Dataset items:
— start —

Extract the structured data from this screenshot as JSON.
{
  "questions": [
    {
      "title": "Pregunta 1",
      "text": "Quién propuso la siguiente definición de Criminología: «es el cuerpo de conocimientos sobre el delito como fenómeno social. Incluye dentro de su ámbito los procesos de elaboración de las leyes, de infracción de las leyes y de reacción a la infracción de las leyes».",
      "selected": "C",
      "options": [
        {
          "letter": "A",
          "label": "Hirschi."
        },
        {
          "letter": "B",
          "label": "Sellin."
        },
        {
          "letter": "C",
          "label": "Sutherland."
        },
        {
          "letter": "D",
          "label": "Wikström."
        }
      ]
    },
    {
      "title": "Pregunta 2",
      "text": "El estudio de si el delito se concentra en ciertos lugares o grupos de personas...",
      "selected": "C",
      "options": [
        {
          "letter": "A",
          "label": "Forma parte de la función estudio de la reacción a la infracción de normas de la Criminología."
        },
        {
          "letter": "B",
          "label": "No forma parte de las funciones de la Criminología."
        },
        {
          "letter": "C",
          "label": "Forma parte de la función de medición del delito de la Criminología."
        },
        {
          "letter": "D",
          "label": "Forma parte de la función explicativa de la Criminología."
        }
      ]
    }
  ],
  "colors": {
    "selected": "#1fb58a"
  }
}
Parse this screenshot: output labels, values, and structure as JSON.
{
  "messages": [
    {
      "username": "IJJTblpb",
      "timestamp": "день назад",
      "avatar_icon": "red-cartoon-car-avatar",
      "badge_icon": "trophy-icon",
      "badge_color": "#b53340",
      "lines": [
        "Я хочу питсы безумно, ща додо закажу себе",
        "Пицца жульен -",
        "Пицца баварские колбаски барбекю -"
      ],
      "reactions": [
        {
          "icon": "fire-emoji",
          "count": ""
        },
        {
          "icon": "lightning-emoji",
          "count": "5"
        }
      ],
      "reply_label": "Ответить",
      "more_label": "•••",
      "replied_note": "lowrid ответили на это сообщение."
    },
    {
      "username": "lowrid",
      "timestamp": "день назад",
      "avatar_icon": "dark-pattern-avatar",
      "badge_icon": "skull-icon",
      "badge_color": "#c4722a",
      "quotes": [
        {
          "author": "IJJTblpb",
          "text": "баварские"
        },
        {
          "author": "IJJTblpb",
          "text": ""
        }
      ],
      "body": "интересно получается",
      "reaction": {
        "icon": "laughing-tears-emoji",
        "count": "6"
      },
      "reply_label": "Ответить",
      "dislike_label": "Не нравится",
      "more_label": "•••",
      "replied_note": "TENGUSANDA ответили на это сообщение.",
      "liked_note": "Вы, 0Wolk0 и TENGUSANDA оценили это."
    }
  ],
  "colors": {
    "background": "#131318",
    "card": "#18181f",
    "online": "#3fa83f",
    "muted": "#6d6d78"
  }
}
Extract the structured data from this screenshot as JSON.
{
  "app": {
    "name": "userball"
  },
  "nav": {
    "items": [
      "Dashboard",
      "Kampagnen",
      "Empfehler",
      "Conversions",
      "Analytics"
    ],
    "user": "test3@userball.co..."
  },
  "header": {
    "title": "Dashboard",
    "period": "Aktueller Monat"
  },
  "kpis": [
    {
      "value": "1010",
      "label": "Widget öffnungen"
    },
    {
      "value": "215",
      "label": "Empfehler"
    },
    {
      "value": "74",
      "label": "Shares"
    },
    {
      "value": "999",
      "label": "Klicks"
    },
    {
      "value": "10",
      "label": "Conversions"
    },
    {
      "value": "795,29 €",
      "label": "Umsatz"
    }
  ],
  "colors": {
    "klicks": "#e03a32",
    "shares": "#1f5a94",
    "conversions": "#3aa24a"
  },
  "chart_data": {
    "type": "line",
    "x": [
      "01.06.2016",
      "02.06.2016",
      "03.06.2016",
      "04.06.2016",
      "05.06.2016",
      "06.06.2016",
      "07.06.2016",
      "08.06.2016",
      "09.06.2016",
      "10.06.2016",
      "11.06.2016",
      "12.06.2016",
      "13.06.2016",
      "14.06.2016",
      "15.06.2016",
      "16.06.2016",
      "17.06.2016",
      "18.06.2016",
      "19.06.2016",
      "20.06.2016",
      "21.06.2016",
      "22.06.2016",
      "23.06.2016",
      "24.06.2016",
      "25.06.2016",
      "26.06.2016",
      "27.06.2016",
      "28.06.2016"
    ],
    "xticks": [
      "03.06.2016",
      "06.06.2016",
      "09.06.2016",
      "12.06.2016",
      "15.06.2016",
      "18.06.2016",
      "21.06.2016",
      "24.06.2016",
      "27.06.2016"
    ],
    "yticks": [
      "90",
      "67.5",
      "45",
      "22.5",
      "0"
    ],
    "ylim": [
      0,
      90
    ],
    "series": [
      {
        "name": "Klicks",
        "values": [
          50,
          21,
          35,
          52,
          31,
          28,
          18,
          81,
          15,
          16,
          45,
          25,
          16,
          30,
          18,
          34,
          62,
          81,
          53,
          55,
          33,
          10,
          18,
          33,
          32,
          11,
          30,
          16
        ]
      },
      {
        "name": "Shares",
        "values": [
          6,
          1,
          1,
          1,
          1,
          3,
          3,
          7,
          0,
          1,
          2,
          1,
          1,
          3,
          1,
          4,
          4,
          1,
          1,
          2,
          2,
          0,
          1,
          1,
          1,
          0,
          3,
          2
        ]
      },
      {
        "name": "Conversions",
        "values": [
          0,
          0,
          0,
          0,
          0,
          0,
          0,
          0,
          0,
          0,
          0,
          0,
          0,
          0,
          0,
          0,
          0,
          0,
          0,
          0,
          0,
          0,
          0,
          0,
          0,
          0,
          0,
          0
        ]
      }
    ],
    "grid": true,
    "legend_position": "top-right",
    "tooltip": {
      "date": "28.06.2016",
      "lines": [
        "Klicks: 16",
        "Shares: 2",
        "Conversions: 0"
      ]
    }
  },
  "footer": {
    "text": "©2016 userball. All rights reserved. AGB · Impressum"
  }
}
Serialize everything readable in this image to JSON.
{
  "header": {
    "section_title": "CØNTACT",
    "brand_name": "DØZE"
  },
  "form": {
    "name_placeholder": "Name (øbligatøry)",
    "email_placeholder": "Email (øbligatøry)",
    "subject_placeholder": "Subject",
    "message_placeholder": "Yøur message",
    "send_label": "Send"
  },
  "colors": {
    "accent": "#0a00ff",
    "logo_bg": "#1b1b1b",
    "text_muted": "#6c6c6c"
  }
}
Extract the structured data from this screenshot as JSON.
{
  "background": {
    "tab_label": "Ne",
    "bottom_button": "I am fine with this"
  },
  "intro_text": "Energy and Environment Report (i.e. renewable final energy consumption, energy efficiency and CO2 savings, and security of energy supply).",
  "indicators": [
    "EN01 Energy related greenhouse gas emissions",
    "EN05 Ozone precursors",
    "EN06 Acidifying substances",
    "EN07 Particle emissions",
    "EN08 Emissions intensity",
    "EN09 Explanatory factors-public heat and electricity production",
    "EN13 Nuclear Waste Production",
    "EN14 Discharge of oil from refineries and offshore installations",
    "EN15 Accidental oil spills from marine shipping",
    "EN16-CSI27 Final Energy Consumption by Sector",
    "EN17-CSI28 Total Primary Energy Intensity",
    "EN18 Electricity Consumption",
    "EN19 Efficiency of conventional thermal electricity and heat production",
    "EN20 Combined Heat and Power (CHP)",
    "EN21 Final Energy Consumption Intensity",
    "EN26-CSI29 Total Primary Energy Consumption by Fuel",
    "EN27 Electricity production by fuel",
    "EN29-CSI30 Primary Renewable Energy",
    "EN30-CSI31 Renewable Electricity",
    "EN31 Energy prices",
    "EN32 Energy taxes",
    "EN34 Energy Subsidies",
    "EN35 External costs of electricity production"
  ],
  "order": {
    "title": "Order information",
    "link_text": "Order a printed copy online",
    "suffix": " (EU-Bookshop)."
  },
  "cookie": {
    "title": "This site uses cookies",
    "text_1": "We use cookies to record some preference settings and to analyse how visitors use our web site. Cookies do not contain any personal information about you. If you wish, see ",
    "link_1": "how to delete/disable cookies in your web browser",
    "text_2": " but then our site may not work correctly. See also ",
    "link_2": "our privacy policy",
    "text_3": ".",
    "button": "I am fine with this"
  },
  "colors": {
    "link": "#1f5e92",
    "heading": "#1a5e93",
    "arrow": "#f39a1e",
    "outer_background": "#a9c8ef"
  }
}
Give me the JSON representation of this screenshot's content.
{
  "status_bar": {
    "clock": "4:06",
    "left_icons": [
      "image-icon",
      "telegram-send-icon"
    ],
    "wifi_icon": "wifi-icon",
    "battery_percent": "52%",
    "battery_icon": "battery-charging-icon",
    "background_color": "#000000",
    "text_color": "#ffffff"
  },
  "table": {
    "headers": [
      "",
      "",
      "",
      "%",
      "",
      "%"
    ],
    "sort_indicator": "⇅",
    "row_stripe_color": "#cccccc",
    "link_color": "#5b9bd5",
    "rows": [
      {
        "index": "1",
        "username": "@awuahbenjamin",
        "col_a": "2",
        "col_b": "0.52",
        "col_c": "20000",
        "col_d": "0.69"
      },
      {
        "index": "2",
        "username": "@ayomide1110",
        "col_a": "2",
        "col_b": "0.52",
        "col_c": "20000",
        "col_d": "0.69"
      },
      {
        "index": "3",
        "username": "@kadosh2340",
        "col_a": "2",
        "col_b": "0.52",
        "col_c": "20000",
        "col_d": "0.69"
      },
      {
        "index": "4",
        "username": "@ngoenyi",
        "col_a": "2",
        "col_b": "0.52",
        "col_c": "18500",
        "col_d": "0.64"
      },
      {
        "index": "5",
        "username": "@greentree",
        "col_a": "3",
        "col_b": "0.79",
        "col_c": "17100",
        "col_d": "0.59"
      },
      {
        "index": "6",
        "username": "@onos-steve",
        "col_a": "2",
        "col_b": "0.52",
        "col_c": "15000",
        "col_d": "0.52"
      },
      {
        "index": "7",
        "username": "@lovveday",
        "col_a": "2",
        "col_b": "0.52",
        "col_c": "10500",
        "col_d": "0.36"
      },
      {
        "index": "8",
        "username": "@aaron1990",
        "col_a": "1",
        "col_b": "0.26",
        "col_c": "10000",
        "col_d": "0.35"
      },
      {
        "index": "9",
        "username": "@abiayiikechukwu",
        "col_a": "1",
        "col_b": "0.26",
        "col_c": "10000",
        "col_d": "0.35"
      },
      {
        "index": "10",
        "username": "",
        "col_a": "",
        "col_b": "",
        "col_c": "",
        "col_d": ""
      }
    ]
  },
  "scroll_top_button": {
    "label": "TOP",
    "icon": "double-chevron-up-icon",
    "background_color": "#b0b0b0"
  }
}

— end —

### Work to complete
Filter the entries down to the lines with the word "image" in them.

### Task output
Serialize everything readable in this image to JSON.
      "image-icon",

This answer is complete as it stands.